Set down every entry again word for word, please, but skip the pictures.
○ ○ ○
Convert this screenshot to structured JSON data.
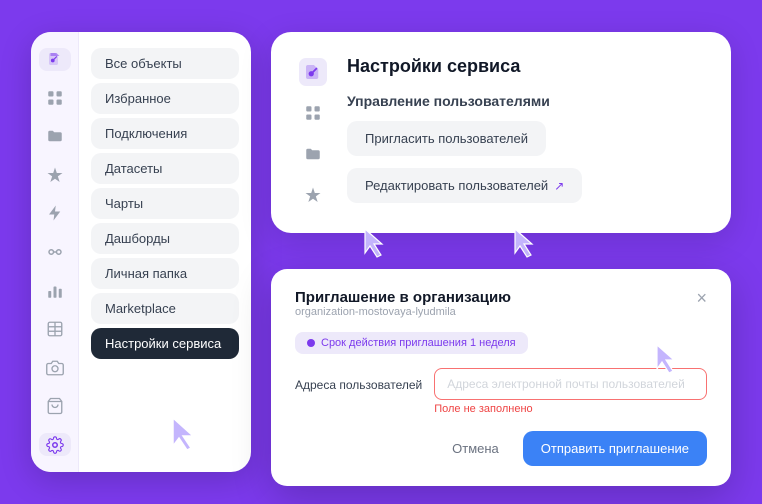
{
  "sidebar": {
    "nav_items": [
      {
        "label": "Все объекты",
        "active": false
      },
      {
        "label": "Избранное",
        "active": false
      },
      {
        "label": "Подключения",
        "active": false
      },
      {
        "label": "Датасеты",
        "active": false
      },
      {
        "label": "Чарты",
        "active": false
      },
      {
        "label": "Дашборды",
        "active": false
      },
      {
        "label": "Личная папка",
        "active": false
      },
      {
        "label": "Marketplace",
        "active": false
      },
      {
        "label": "Настройки сервиса",
        "active": true
      }
    ],
    "icons": [
      {
        "name": "logo-icon"
      },
      {
        "name": "grid-icon"
      },
      {
        "name": "folder-icon"
      },
      {
        "name": "star-icon"
      },
      {
        "name": "lightning-icon"
      },
      {
        "name": "link-icon"
      },
      {
        "name": "chart-icon"
      },
      {
        "name": "table-icon"
      },
      {
        "name": "camera-icon"
      },
      {
        "name": "cart-icon"
      },
      {
        "name": "settings-icon"
      }
    ]
  },
  "service_card": {
    "title": "Настройки сервиса",
    "user_management_label": "Управление пользователями",
    "invite_btn": "Пригласить пользователей",
    "edit_btn": "Редактировать пользователей"
  },
  "invite_dialog": {
    "title": "Приглашение в организацию",
    "org_name": "organization-mostovaya-lyudmila",
    "expiry_text": "Срок действия приглашения 1 неделя",
    "email_label": "Адреса пользователей",
    "email_placeholder": "Адреса электронной почты пользователей",
    "error_text": "Поле не заполнено",
    "cancel_btn": "Отмена",
    "send_btn": "Отправить приглашение",
    "close_label": "×"
  }
}
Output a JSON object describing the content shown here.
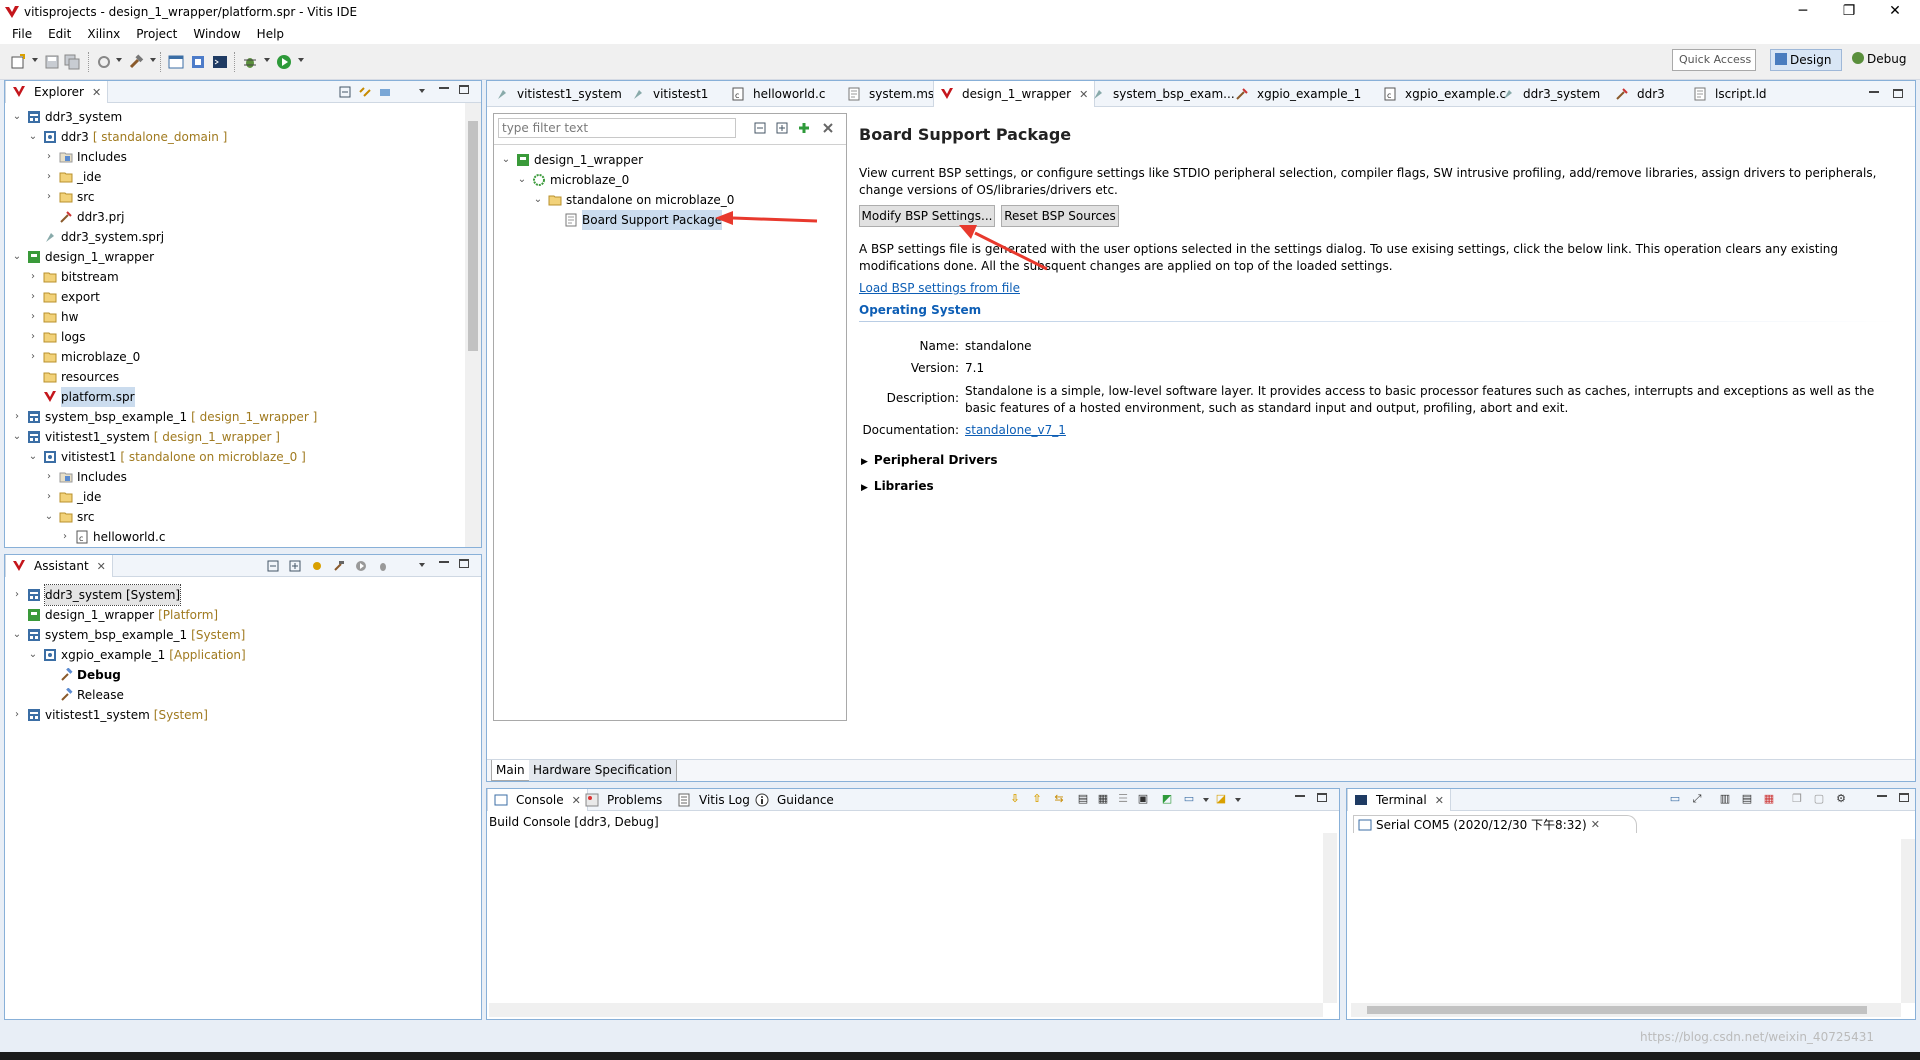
{
  "window": {
    "title": "vitisprojects - design_1_wrapper/platform.spr - Vitis IDE",
    "min": "─",
    "max": "❐",
    "close": "✕"
  },
  "menu": [
    "File",
    "Edit",
    "Xilinx",
    "Project",
    "Window",
    "Help"
  ],
  "toolbar": {
    "quick_access": "Quick Access",
    "perspective_design": "Design",
    "perspective_debug": "Debug"
  },
  "explorer": {
    "tab": "Explorer",
    "items": [
      {
        "label": "ddr3_system",
        "annot": ""
      },
      {
        "label": "ddr3",
        "annot": "[ standalone_domain ]"
      },
      {
        "label": "Includes",
        "annot": ""
      },
      {
        "label": "_ide",
        "annot": ""
      },
      {
        "label": "src",
        "annot": ""
      },
      {
        "label": "ddr3.prj",
        "annot": ""
      },
      {
        "label": "ddr3_system.sprj",
        "annot": ""
      },
      {
        "label": "design_1_wrapper",
        "annot": ""
      },
      {
        "label": "bitstream",
        "annot": ""
      },
      {
        "label": "export",
        "annot": ""
      },
      {
        "label": "hw",
        "annot": ""
      },
      {
        "label": "logs",
        "annot": ""
      },
      {
        "label": "microblaze_0",
        "annot": ""
      },
      {
        "label": "resources",
        "annot": ""
      },
      {
        "label": "platform.spr",
        "annot": ""
      },
      {
        "label": "system_bsp_example_1",
        "annot": "[ design_1_wrapper ]"
      },
      {
        "label": "vitistest1_system",
        "annot": "[ design_1_wrapper ]"
      },
      {
        "label": "vitistest1",
        "annot": "[ standalone on microblaze_0 ]"
      },
      {
        "label": "Includes",
        "annot": ""
      },
      {
        "label": "_ide",
        "annot": ""
      },
      {
        "label": "src",
        "annot": ""
      },
      {
        "label": "helloworld.c",
        "annot": ""
      }
    ]
  },
  "assistant": {
    "tab": "Assistant",
    "items": [
      {
        "label": "ddr3_system [System]",
        "annot": ""
      },
      {
        "label": "design_1_wrapper",
        "annot": "[Platform]"
      },
      {
        "label": "system_bsp_example_1",
        "annot": "[System]"
      },
      {
        "label": "xgpio_example_1",
        "annot": "[Application]"
      },
      {
        "label": "Debug",
        "annot": ""
      },
      {
        "label": "Release",
        "annot": ""
      },
      {
        "label": "vitistest1_system",
        "annot": "[System]"
      }
    ]
  },
  "editor_tabs": [
    "vitistest1_system",
    "vitistest1",
    "helloworld.c",
    "system.mss",
    "design_1_wrapper",
    "system_bsp_exam...",
    "xgpio_example_1",
    "xgpio_example.c",
    "ddr3_system",
    "ddr3",
    "lscript.ld"
  ],
  "platform_tree": {
    "filter_placeholder": "type filter text",
    "items": [
      "design_1_wrapper",
      "microblaze_0",
      "standalone on microblaze_0",
      "Board Support Package"
    ]
  },
  "bsp": {
    "heading": "Board Support Package",
    "desc": "View current BSP settings, or configure settings like STDIO peripheral selection, compiler flags, SW intrusive profiling, add/remove libraries, assign drivers to peripherals, change versions of OS/libraries/drivers etc.",
    "modify_btn": "Modify BSP Settings...",
    "reset_btn": "Reset BSP Sources",
    "note": "A BSP settings file is generated with the user options selected in the settings dialog. To use exising settings, click the below link. This operation clears any existing modifications done. All the subsquent changes are applied on top of the loaded settings.",
    "load_link": "Load BSP settings from file",
    "os_section": "Operating System",
    "name_label": "Name:",
    "name_val": "standalone",
    "version_label": "Version:",
    "version_val": "7.1",
    "description_label": "Description:",
    "description_val": "Standalone is a simple, low-level software layer. It provides access to basic processor features such as caches, interrupts and exceptions as well as the basic features of a hosted environment, such as standard input and output, profiling, abort and exit.",
    "doc_label": "Documentation:",
    "doc_val": "standalone_v7_1",
    "peripheral_drivers": "Peripheral Drivers",
    "libraries": "Libraries"
  },
  "editor_bottom_tabs": [
    "Main",
    "Hardware Specification"
  ],
  "console": {
    "tabs": [
      "Console",
      "Problems",
      "Vitis Log",
      "Guidance"
    ],
    "title": "Build Console [ddr3, Debug]"
  },
  "terminal": {
    "tab": "Terminal",
    "session": "Serial COM5 (2020/12/30 下午8:32)"
  },
  "watermark": "https://blog.csdn.net/weixin_40725431",
  "colors": {
    "accent": "#0d5eb5",
    "annot": "#a07a1f",
    "arrow": "#e8392d"
  }
}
○ ○ ○
:: Written solution ::
Convert this screenshot to structured JSON data.
{
  "sidebar": {
    "nav_items": [
      {
        "label": "Все объекты",
        "active": false
      },
      {
        "label": "Избранное",
        "active": false
      },
      {
        "label": "Подключения",
        "active": false
      },
      {
        "label": "Датасеты",
        "active": false
      },
      {
        "label": "Чарты",
        "active": false
      },
      {
        "label": "Дашборды",
        "active": false
      },
      {
        "label": "Личная папка",
        "active": false
      },
      {
        "label": "Marketplace",
        "active": false
      },
      {
        "label": "Настройки сервиса",
        "active": true
      }
    ],
    "icons": [
      {
        "name": "logo-icon"
      },
      {
        "name": "grid-icon"
      },
      {
        "name": "folder-icon"
      },
      {
        "name": "star-icon"
      },
      {
        "name": "lightning-icon"
      },
      {
        "name": "link-icon"
      },
      {
        "name": "chart-icon"
      },
      {
        "name": "table-icon"
      },
      {
        "name": "camera-icon"
      },
      {
        "name": "cart-icon"
      },
      {
        "name": "settings-icon"
      }
    ]
  },
  "service_card": {
    "title": "Настройки сервиса",
    "user_management_label": "Управление пользователями",
    "invite_btn": "Пригласить пользователей",
    "edit_btn": "Редактировать пользователей"
  },
  "invite_dialog": {
    "title": "Приглашение в организацию",
    "org_name": "organization-mostovaya-lyudmila",
    "expiry_text": "Срок действия приглашения 1 неделя",
    "email_label": "Адреса пользователей",
    "email_placeholder": "Адреса электронной почты пользователей",
    "error_text": "Поле не заполнено",
    "cancel_btn": "Отмена",
    "send_btn": "Отправить приглашение",
    "close_label": "×"
  }
}
Output a JSON object describing the content shown here.
{
  "window": {
    "title": "vitisprojects - design_1_wrapper/platform.spr - Vitis IDE",
    "min": "─",
    "max": "❐",
    "close": "✕"
  },
  "menu": [
    "File",
    "Edit",
    "Xilinx",
    "Project",
    "Window",
    "Help"
  ],
  "toolbar": {
    "quick_access": "Quick Access",
    "perspective_design": "Design",
    "perspective_debug": "Debug"
  },
  "explorer": {
    "tab": "Explorer",
    "items": [
      {
        "label": "ddr3_system",
        "annot": ""
      },
      {
        "label": "ddr3",
        "annot": "[ standalone_domain ]"
      },
      {
        "label": "Includes",
        "annot": ""
      },
      {
        "label": "_ide",
        "annot": ""
      },
      {
        "label": "src",
        "annot": ""
      },
      {
        "label": "ddr3.prj",
        "annot": ""
      },
      {
        "label": "ddr3_system.sprj",
        "annot": ""
      },
      {
        "label": "design_1_wrapper",
        "annot": ""
      },
      {
        "label": "bitstream",
        "annot": ""
      },
      {
        "label": "export",
        "annot": ""
      },
      {
        "label": "hw",
        "annot": ""
      },
      {
        "label": "logs",
        "annot": ""
      },
      {
        "label": "microblaze_0",
        "annot": ""
      },
      {
        "label": "resources",
        "annot": ""
      },
      {
        "label": "platform.spr",
        "annot": ""
      },
      {
        "label": "system_bsp_example_1",
        "annot": "[ design_1_wrapper ]"
      },
      {
        "label": "vitistest1_system",
        "annot": "[ design_1_wrapper ]"
      },
      {
        "label": "vitistest1",
        "annot": "[ standalone on microblaze_0 ]"
      },
      {
        "label": "Includes",
        "annot": ""
      },
      {
        "label": "_ide",
        "annot": ""
      },
      {
        "label": "src",
        "annot": ""
      },
      {
        "label": "helloworld.c",
        "annot": ""
      }
    ]
  },
  "assistant": {
    "tab": "Assistant",
    "items": [
      {
        "label": "ddr3_system [System]",
        "annot": ""
      },
      {
        "label": "design_1_wrapper",
        "annot": "[Platform]"
      },
      {
        "label": "system_bsp_example_1",
        "annot": "[System]"
      },
      {
        "label": "xgpio_example_1",
        "annot": "[Application]"
      },
      {
        "label": "Debug",
        "annot": ""
      },
      {
        "label": "Release",
        "annot": ""
      },
      {
        "label": "vitistest1_system",
        "annot": "[System]"
      }
    ]
  },
  "editor_tabs": [
    "vitistest1_system",
    "vitistest1",
    "helloworld.c",
    "system.mss",
    "design_1_wrapper",
    "system_bsp_exam...",
    "xgpio_example_1",
    "xgpio_example.c",
    "ddr3_system",
    "ddr3",
    "lscript.ld"
  ],
  "platform_tree": {
    "filter_placeholder": "type filter text",
    "items": [
      "design_1_wrapper",
      "microblaze_0",
      "standalone on microblaze_0",
      "Board Support Package"
    ]
  },
  "bsp": {
    "heading": "Board Support Package",
    "desc": "View current BSP settings, or configure settings like STDIO peripheral selection, compiler flags, SW intrusive profiling, add/remove libraries, assign drivers to peripherals, change versions of OS/libraries/drivers etc.",
    "modify_btn": "Modify BSP Settings...",
    "reset_btn": "Reset BSP Sources",
    "note": "A BSP settings file is generated with the user options selected in the settings dialog. To use exising settings, click the below link. This operation clears any existing modifications done. All the subsquent changes are applied on top of the loaded settings.",
    "load_link": "Load BSP settings from file",
    "os_section": "Operating System",
    "name_label": "Name:",
    "name_val": "standalone",
    "version_label": "Version:",
    "version_val": "7.1",
    "description_label": "Description:",
    "description_val": "Standalone is a simple, low-level software layer. It provides access to basic processor features such as caches, interrupts and exceptions as well as the basic features of a hosted environment, such as standard input and output, profiling, abort and exit.",
    "doc_label": "Documentation:",
    "doc_val": "standalone_v7_1",
    "peripheral_drivers": "Peripheral Drivers",
    "libraries": "Libraries"
  },
  "editor_bottom_tabs": [
    "Main",
    "Hardware Specification"
  ],
  "console": {
    "tabs": [
      "Console",
      "Problems",
      "Vitis Log",
      "Guidance"
    ],
    "title": "Build Console [ddr3, Debug]"
  },
  "terminal": {
    "tab": "Terminal",
    "session": "Serial COM5 (2020/12/30 下午8:32)"
  },
  "watermark": "https://blog.csdn.net/weixin_40725431",
  "colors": {
    "accent": "#0d5eb5",
    "annot": "#a07a1f",
    "arrow": "#e8392d"
  }
}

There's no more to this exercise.